## The request
In the data below, find the line containing "What does this"; reproduce that line and all subsequent lines exactly, and nothing else.

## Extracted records
──────────────────────────────
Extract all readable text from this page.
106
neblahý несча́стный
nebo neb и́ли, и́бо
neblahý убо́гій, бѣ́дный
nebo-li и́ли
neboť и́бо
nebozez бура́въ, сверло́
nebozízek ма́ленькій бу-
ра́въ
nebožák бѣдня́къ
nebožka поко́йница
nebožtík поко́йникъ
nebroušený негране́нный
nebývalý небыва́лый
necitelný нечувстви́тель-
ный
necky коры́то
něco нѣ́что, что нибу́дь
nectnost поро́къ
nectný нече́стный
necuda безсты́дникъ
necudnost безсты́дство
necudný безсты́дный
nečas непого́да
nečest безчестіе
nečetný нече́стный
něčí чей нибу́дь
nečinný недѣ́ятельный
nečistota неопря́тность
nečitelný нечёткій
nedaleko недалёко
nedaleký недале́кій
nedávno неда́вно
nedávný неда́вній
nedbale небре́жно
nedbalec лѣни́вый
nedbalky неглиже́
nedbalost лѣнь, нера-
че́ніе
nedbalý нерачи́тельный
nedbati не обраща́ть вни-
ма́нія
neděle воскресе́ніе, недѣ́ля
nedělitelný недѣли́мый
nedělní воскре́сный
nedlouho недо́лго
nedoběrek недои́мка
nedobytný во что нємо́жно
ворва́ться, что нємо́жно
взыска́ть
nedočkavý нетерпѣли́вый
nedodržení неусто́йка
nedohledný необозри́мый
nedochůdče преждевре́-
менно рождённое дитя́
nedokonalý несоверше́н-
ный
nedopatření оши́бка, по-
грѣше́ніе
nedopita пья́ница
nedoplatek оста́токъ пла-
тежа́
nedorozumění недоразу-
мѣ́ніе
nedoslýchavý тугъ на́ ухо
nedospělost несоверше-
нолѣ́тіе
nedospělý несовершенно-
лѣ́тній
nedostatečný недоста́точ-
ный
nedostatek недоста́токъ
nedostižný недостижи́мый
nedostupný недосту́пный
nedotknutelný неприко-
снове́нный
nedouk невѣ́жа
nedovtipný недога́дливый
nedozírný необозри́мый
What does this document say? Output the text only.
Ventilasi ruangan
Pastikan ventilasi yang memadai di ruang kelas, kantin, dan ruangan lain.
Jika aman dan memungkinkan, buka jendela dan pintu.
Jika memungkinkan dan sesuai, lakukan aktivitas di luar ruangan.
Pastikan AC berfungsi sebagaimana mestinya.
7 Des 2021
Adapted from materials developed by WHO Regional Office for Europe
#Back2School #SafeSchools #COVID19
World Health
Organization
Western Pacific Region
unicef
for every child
──────────────────────────────
## Full solution
What does this document say? Output the text only.
Ventilasi ruangan
Pastikan ventilasi yang memadai di ruang kelas, kantin, dan ruangan lain.
Jika aman dan memungkinkan, buka jendela dan pintu.
Jika memungkinkan dan sesuai, lakukan aktivitas di luar ruangan.
Pastikan AC berfungsi sebagaimana mestinya.
7 Des 2021
Adapted from materials developed by WHO Regional Office for Europe
#Back2School #SafeSchools #COVID19
World Health
Organization
Western Pacific Region
unicef
for every child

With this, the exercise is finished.